Exercise brief.
Each entry must be reproduced precisely as it stands.
··· Data for processing ···
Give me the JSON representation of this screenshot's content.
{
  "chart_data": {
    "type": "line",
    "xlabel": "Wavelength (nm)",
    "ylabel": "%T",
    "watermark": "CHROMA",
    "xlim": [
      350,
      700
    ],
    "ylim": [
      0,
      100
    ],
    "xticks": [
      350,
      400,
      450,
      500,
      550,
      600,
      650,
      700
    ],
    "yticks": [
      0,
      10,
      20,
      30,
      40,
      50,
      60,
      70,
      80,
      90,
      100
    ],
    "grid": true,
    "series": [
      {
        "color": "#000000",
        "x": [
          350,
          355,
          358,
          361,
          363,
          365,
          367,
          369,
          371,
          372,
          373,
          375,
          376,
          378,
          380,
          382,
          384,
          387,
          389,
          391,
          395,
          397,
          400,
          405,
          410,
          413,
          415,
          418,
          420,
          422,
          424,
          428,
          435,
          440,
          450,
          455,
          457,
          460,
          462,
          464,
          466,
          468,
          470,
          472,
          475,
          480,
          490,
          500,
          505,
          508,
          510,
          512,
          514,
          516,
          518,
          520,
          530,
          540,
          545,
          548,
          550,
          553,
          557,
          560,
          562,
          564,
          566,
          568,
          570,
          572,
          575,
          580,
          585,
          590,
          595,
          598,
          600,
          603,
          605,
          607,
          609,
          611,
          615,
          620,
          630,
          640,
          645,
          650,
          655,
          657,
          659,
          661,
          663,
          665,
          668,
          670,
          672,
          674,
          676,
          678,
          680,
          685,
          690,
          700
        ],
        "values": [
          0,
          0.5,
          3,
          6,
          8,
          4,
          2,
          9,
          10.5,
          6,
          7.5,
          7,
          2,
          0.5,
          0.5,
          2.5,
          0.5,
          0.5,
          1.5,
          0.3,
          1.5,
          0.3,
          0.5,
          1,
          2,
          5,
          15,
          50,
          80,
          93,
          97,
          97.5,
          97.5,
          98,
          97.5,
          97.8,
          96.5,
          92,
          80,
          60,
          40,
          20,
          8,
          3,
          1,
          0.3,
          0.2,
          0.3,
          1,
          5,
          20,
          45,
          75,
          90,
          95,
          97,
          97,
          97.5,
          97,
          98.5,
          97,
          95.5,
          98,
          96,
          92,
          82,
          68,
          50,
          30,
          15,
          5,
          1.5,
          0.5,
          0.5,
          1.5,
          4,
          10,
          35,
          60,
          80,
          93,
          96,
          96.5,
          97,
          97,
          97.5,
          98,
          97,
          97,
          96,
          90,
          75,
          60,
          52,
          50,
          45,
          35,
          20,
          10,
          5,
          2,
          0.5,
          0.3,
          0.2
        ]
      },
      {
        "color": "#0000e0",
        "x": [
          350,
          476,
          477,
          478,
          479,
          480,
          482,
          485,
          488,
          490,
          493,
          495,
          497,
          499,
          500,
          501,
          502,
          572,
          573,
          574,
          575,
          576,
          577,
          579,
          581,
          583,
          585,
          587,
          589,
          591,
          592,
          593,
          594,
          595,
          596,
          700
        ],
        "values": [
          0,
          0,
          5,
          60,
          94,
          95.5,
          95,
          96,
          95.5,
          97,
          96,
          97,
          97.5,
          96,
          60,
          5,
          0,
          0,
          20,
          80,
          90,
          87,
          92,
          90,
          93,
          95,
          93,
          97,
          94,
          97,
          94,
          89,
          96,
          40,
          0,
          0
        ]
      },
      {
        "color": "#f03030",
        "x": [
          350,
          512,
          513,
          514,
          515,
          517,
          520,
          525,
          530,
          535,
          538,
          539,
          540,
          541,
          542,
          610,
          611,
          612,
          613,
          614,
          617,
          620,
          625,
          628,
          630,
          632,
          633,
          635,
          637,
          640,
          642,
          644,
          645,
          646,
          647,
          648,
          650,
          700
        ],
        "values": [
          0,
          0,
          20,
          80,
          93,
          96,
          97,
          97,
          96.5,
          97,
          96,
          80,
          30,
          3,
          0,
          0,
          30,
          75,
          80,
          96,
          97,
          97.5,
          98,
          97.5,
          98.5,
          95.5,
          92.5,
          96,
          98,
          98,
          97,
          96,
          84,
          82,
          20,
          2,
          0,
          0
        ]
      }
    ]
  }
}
···
Solved problem.
Give me the JSON representation of this screenshot's content.
{
  "chart_data": {
    "type": "line",
    "xlabel": "Wavelength (nm)",
    "ylabel": "%T",
    "watermark": "CHROMA",
    "xlim": [
      350,
      700
    ],
    "ylim": [
      0,
      100
    ],
    "xticks": [
      350,
      400,
      450,
      500,
      550,
      600,
      650,
      700
    ],
    "yticks": [
      0,
      10,
      20,
      30,
      40,
      50,
      60,
      70,
      80,
      90,
      100
    ],
    "grid": true,
    "series": [
      {
        "color": "#000000",
        "x": [
          350,
          355,
          358,
          361,
          363,
          365,
          367,
          369,
          371,
          372,
          373,
          375,
          376,
          378,
          380,
          382,
          384,
          387,
          389,
          391,
          395,
          397,
          400,
          405,
          410,
          413,
          415,
          418,
          420,
          422,
          424,
          428,
          435,
          440,
          450,
          455,
          457,
          460,
          462,
          464,
          466,
          468,
          470,
          472,
          475,
          480,
          490,
          500,
          505,
          508,
          510,
          512,
          514,
          516,
          518,
          520,
          530,
          540,
          545,
          548,
          550,
          553,
          557,
          560,
          562,
          564,
          566,
          568,
          570,
          572,
          575,
          580,
          585,
          590,
          595,
          598,
          600,
          603,
          605,
          607,
          609,
          611,
          615,
          620,
          630,
          640,
          645,
          650,
          655,
          657,
          659,
          661,
          663,
          665,
          668,
          670,
          672,
          674,
          676,
          678,
          680,
          685,
          690,
          700
        ],
        "values": [
          0,
          0.5,
          3,
          6,
          8,
          4,
          2,
          9,
          10.5,
          6,
          7.5,
          7,
          2,
          0.5,
          0.5,
          2.5,
          0.5,
          0.5,
          1.5,
          0.3,
          1.5,
          0.3,
          0.5,
          1,
          2,
          5,
          15,
          50,
          80,
          93,
          97,
          97.5,
          97.5,
          98,
          97.5,
          97.8,
          96.5,
          92,
          80,
          60,
          40,
          20,
          8,
          3,
          1,
          0.3,
          0.2,
          0.3,
          1,
          5,
          20,
          45,
          75,
          90,
          95,
          97,
          97,
          97.5,
          97,
          98.5,
          97,
          95.5,
          98,
          96,
          92,
          82,
          68,
          50,
          30,
          15,
          5,
          1.5,
          0.5,
          0.5,
          1.5,
          4,
          10,
          35,
          60,
          80,
          93,
          96,
          96.5,
          97,
          97,
          97.5,
          98,
          97,
          97,
          96,
          90,
          75,
          60,
          52,
          50,
          45,
          35,
          20,
          10,
          5,
          2,
          0.5,
          0.3,
          0.2
        ]
      },
      {
        "color": "#0000e0",
        "x": [
          350,
          476,
          477,
          478,
          479,
          480,
          482,
          485,
          488,
          490,
          493,
          495,
          497,
          499,
          500,
          501,
          502,
          572,
          573,
          574,
          575,
          576,
          577,
          579,
          581,
          583,
          585,
          587,
          589,
          591,
          592,
          593,
          594,
          595,
          596,
          700
        ],
        "values": [
          0,
          0,
          5,
          60,
          94,
          95.5,
          95,
          96,
          95.5,
          97,
          96,
          97,
          97.5,
          96,
          60,
          5,
          0,
          0,
          20,
          80,
          90,
          87,
          92,
          90,
          93,
          95,
          93,
          97,
          94,
          97,
          94,
          89,
          96,
          40,
          0,
          0
        ]
      },
      {
        "color": "#f03030",
        "x": [
          350,
          512,
          513,
          514,
          515,
          517,
          520,
          525,
          530,
          535,
          538,
          539,
          540,
          541,
          542,
          610,
          611,
          612,
          613,
          614,
          617,
          620,
          625,
          628,
          630,
          632,
          633,
          635,
          637,
          640,
          642,
          644,
          645,
          646,
          647,
          648,
          650,
          700
        ],
        "values": [
          0,
          0,
          20,
          80,
          93,
          96,
          97,
          97,
          96.5,
          97,
          96,
          80,
          30,
          3,
          0,
          0,
          30,
          75,
          80,
          96,
          97,
          97.5,
          98,
          97.5,
          98.5,
          95.5,
          92.5,
          96,
          98,
          98,
          97,
          96,
          84,
          82,
          20,
          2,
          0,
          0
        ]
      }
    ]
  }
}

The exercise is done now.